[BEGIN]

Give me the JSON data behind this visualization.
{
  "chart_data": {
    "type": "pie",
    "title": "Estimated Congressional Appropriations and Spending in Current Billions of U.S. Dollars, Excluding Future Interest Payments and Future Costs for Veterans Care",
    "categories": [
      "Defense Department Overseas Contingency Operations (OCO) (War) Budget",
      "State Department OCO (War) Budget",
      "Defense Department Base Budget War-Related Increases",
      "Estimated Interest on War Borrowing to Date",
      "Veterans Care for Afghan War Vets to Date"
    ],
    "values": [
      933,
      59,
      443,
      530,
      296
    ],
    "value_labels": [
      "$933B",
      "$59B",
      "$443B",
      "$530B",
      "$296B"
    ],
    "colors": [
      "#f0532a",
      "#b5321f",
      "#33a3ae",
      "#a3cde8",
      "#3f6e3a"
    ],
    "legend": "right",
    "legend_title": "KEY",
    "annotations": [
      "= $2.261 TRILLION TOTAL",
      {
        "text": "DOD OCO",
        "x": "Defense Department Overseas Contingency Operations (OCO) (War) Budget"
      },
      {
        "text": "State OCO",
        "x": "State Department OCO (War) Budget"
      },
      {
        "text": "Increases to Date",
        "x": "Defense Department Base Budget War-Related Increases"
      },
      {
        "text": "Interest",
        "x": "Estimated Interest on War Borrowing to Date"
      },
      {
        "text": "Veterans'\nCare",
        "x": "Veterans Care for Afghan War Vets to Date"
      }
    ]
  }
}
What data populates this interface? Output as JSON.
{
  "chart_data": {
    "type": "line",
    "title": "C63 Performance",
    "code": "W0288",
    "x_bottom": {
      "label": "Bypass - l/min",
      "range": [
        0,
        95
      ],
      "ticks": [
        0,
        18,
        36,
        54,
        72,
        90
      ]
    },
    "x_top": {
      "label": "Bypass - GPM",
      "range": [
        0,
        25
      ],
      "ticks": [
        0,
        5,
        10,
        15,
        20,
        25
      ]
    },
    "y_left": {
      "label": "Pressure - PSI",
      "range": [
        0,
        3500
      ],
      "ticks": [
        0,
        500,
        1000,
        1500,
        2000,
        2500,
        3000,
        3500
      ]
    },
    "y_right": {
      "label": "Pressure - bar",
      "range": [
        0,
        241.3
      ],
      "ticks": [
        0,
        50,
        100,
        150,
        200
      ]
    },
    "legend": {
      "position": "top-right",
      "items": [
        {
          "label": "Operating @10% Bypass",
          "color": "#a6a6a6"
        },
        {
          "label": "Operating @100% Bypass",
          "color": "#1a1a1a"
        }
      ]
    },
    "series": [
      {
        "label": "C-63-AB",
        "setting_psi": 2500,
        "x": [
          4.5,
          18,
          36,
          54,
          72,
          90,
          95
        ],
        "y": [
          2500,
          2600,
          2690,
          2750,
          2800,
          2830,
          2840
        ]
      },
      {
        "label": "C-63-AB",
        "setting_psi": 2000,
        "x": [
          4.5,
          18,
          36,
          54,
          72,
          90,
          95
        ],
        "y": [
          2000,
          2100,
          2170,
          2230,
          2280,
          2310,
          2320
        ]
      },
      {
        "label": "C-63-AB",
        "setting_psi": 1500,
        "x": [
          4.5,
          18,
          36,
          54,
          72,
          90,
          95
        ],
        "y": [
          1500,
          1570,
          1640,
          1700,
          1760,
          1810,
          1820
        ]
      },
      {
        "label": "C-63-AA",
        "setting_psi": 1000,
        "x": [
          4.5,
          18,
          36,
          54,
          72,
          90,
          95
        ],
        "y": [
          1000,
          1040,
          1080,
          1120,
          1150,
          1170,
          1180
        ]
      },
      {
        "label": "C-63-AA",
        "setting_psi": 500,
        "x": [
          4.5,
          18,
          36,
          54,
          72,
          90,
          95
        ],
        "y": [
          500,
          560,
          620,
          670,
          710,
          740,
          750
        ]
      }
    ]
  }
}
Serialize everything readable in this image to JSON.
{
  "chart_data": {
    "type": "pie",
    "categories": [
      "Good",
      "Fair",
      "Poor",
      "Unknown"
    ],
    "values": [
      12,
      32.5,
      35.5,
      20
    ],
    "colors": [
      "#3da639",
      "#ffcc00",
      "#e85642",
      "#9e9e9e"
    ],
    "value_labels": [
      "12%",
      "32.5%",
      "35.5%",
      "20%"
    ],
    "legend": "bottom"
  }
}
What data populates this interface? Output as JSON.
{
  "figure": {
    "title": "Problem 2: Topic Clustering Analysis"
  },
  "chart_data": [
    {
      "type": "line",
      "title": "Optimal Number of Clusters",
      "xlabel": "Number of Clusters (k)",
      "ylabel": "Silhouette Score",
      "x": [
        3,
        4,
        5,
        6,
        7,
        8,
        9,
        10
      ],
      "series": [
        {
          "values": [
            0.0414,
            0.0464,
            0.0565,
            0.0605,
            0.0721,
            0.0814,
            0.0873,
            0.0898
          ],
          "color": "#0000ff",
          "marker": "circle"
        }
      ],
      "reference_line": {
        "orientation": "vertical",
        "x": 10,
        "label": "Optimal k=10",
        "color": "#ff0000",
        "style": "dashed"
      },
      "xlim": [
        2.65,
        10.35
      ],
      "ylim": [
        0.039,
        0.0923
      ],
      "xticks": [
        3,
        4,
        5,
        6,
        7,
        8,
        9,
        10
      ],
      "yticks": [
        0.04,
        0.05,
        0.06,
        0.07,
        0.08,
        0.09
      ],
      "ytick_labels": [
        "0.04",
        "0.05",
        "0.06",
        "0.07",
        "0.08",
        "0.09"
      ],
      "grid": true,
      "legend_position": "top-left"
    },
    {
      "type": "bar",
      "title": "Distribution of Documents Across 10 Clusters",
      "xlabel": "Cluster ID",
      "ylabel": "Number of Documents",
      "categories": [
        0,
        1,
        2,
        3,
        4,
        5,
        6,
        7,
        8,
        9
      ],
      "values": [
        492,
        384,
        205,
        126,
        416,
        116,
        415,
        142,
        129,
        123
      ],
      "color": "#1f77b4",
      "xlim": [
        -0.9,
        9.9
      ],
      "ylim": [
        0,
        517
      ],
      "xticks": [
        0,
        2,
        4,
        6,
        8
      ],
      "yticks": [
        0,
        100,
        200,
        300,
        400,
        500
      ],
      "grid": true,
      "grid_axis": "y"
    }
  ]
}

[END]

*Prompt*
Please repeat the listing above in full and exactly.

*The response*
Give me the JSON data behind this visualization.
{
  "chart_data": {
    "type": "pie",
    "title": "Estimated Congressional Appropriations and Spending in Current Billions of U.S. Dollars, Excluding Future Interest Payments and Future Costs for Veterans Care",
    "categories": [
      "Defense Department Overseas Contingency Operations (OCO) (War) Budget",
      "State Department OCO (War) Budget",
      "Defense Department Base Budget War-Related Increases",
      "Estimated Interest on War Borrowing to Date",
      "Veterans Care for Afghan War Vets to Date"
    ],
    "values": [
      933,
      59,
      443,
      530,
      296
    ],
    "value_labels": [
      "$933B",
      "$59B",
      "$443B",
      "$530B",
      "$296B"
    ],
    "colors": [
      "#f0532a",
      "#b5321f",
      "#33a3ae",
      "#a3cde8",
      "#3f6e3a"
    ],
    "legend": "right",
    "legend_title": "KEY",
    "annotations": [
      "= $2.261 TRILLION TOTAL",
      {
        "text": "DOD OCO",
        "x": "Defense Department Overseas Contingency Operations (OCO) (War) Budget"
      },
      {
        "text": "State OCO",
        "x": "State Department OCO (War) Budget"
      },
      {
        "text": "Increases to Date",
        "x": "Defense Department Base Budget War-Related Increases"
      },
      {
        "text": "Interest",
        "x": "Estimated Interest on War Borrowing to Date"
      },
      {
        "text": "Veterans'\nCare",
        "x": "Veterans Care for Afghan War Vets to Date"
      }
    ]
  }
}
What data populates this interface? Output as JSON.
{
  "chart_data": {
    "type": "line",
    "title": "C63 Performance",
    "code": "W0288",
    "x_bottom": {
      "label": "Bypass - l/min",
      "range": [
        0,
        95
      ],
      "ticks": [
        0,
        18,
        36,
        54,
        72,
        90
      ]
    },
    "x_top": {
      "label": "Bypass - GPM",
      "range": [
        0,
        25
      ],
      "ticks": [
        0,
        5,
        10,
        15,
        20,
        25
      ]
    },
    "y_left": {
      "label": "Pressure - PSI",
      "range": [
        0,
        3500
      ],
      "ticks": [
        0,
        500,
        1000,
        1500,
        2000,
        2500,
        3000,
        3500
      ]
    },
    "y_right": {
      "label": "Pressure - bar",
      "range": [
        0,
        241.3
      ],
      "ticks": [
        0,
        50,
        100,
        150,
        200
      ]
    },
    "legend": {
      "position": "top-right",
      "items": [
        {
          "label": "Operating @10% Bypass",
          "color": "#a6a6a6"
        },
        {
          "label": "Operating @100% Bypass",
          "color": "#1a1a1a"
        }
      ]
    },
    "series": [
      {
        "label": "C-63-AB",
        "setting_psi": 2500,
        "x": [
          4.5,
          18,
          36,
          54,
          72,
          90,
          95
        ],
        "y": [
          2500,
          2600,
          2690,
          2750,
          2800,
          2830,
          2840
        ]
      },
      {
        "label": "C-63-AB",
        "setting_psi": 2000,
        "x": [
          4.5,
          18,
          36,
          54,
          72,
          90,
          95
        ],
        "y": [
          2000,
          2100,
          2170,
          2230,
          2280,
          2310,
          2320
        ]
      },
      {
        "label": "C-63-AB",
        "setting_psi": 1500,
        "x": [
          4.5,
          18,
          36,
          54,
          72,
          90,
          95
        ],
        "y": [
          1500,
          1570,
          1640,
          1700,
          1760,
          1810,
          1820
        ]
      },
      {
        "label": "C-63-AA",
        "setting_psi": 1000,
        "x": [
          4.5,
          18,
          36,
          54,
          72,
          90,
          95
        ],
        "y": [
          1000,
          1040,
          1080,
          1120,
          1150,
          1170,
          1180
        ]
      },
      {
        "label": "C-63-AA",
        "setting_psi": 500,
        "x": [
          4.5,
          18,
          36,
          54,
          72,
          90,
          95
        ],
        "y": [
          500,
          560,
          620,
          670,
          710,
          740,
          750
        ]
      }
    ]
  }
}
Serialize everything readable in this image to JSON.
{
  "chart_data": {
    "type": "pie",
    "categories": [
      "Good",
      "Fair",
      "Poor",
      "Unknown"
    ],
    "values": [
      12,
      32.5,
      35.5,
      20
    ],
    "colors": [
      "#3da639",
      "#ffcc00",
      "#e85642",
      "#9e9e9e"
    ],
    "value_labels": [
      "12%",
      "32.5%",
      "35.5%",
      "20%"
    ],
    "legend": "bottom"
  }
}
What data populates this interface? Output as JSON.
{
  "figure": {
    "title": "Problem 2: Topic Clustering Analysis"
  },
  "chart_data": [
    {
      "type": "line",
      "title": "Optimal Number of Clusters",
      "xlabel": "Number of Clusters (k)",
      "ylabel": "Silhouette Score",
      "x": [
        3,
        4,
        5,
        6,
        7,
        8,
        9,
        10
      ],
      "series": [
        {
          "values": [
            0.0414,
            0.0464,
            0.0565,
            0.0605,
            0.0721,
            0.0814,
            0.0873,
            0.0898
          ],
          "color": "#0000ff",
          "marker": "circle"
        }
      ],
      "reference_line": {
        "orientation": "vertical",
        "x": 10,
        "label": "Optimal k=10",
        "color": "#ff0000",
        "style": "dashed"
      },
      "xlim": [
        2.65,
        10.35
      ],
      "ylim": [
        0.039,
        0.0923
      ],
      "xticks": [
        3,
        4,
        5,
        6,
        7,
        8,
        9,
        10
      ],
      "yticks": [
        0.04,
        0.05,
        0.06,
        0.07,
        0.08,
        0.09
      ],
      "ytick_labels": [
        "0.04",
        "0.05",
        "0.06",
        "0.07",
        "0.08",
        "0.09"
      ],
      "grid": true,
      "legend_position": "top-left"
    },
    {
      "type": "bar",
      "title": "Distribution of Documents Across 10 Clusters",
      "xlabel": "Cluster ID",
      "ylabel": "Number of Documents",
      "categories": [
        0,
        1,
        2,
        3,
        4,
        5,
        6,
        7,
        8,
        9
      ],
      "values": [
        492,
        384,
        205,
        126,
        416,
        116,
        415,
        142,
        129,
        123
      ],
      "color": "#1f77b4",
      "xlim": [
        -0.9,
        9.9
      ],
      "ylim": [
        0,
        517
      ],
      "xticks": [
        0,
        2,
        4,
        6,
        8
      ],
      "yticks": [
        0,
        100,
        200,
        300,
        400,
        500
      ],
      "grid": true,
      "grid_axis": "y"
    }
  ]
}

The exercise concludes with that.